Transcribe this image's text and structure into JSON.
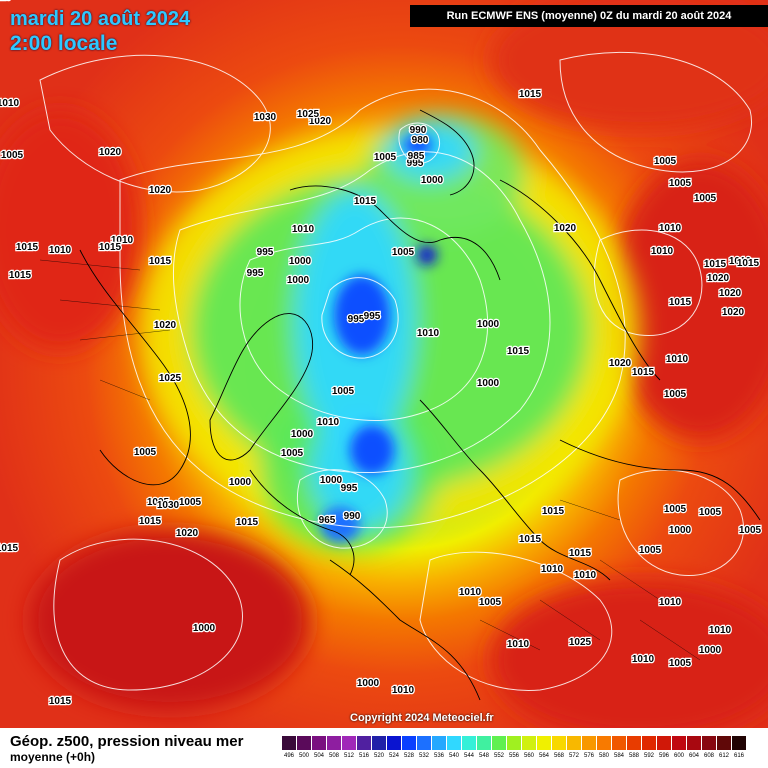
{
  "header": {
    "date": "mardi 20 août 2024",
    "time": "2:00 locale",
    "run": "Run ECMWF ENS (moyenne) 0Z du mardi 20 août 2024"
  },
  "copyright": "Copyright 2024 Meteociel.fr",
  "footer": {
    "title": "Géop. z500, pression niveau mer",
    "subtitle": "moyenne   (+0h)"
  },
  "legend": {
    "labels": [
      "496",
      "500",
      "504",
      "508",
      "512",
      "516",
      "520",
      "524",
      "528",
      "532",
      "536",
      "540",
      "544",
      "548",
      "552",
      "556",
      "560",
      "564",
      "568",
      "572",
      "576",
      "580",
      "584",
      "588",
      "592",
      "596",
      "600",
      "604",
      "608",
      "612",
      "616"
    ],
    "colors": [
      "#3a0a3a",
      "#5a0a5a",
      "#7a1080",
      "#8e1ea0",
      "#a028b8",
      "#5020a0",
      "#2020a8",
      "#0a14d0",
      "#0a40ff",
      "#1c70ff",
      "#25a8ff",
      "#30d8ff",
      "#35f0d8",
      "#40f0a0",
      "#60f050",
      "#a0f020",
      "#d0f010",
      "#f0f000",
      "#f8d800",
      "#f8b800",
      "#f89800",
      "#f87a00",
      "#f05800",
      "#e83c00",
      "#e02800",
      "#d01808",
      "#c00810",
      "#a80810",
      "#880810",
      "#600808",
      "#200404"
    ]
  },
  "pressure_labels": [
    "1010",
    "1005",
    "1015",
    "1020",
    "1020",
    "1030",
    "1025",
    "1020",
    "1005",
    "990",
    "980",
    "995",
    "985",
    "1000",
    "1015",
    "1005",
    "1005",
    "1005",
    "1010",
    "995",
    "1000",
    "995",
    "1000",
    "1005",
    "1020",
    "1010",
    "1010",
    "1015",
    "1015",
    "1010",
    "1015",
    "1010",
    "1015",
    "1015",
    "1020",
    "995",
    "995",
    "1010",
    "1000",
    "1015",
    "1020",
    "1020",
    "1020",
    "1005",
    "1010",
    "1010",
    "1015",
    "1020",
    "1015",
    "1025",
    "1000",
    "1000",
    "1005",
    "1005",
    "1015",
    "1015",
    "1005",
    "1005",
    "1000",
    "1005",
    "1030",
    "1010",
    "995",
    "1000",
    "990",
    "965",
    "1015",
    "1015",
    "1005",
    "1005",
    "1015",
    "1015",
    "1000",
    "1005",
    "1005",
    "1020",
    "1010",
    "1010",
    "1010",
    "1005",
    "1010",
    "1010",
    "1000",
    "1025",
    "1010",
    "1005",
    "1010",
    "1000",
    "1000",
    "1015",
    "1010",
    "1015",
    "1010"
  ]
}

WHAT IS REQUIRED →
Scan the material above for the word "mardi". Copy each line where it occurs.

TASK RESPONSE →
    "date": "mardi 20 août 2024",
    "run": "Run ECMWF ENS (moyenne) 0Z du mardi 20 août 2024"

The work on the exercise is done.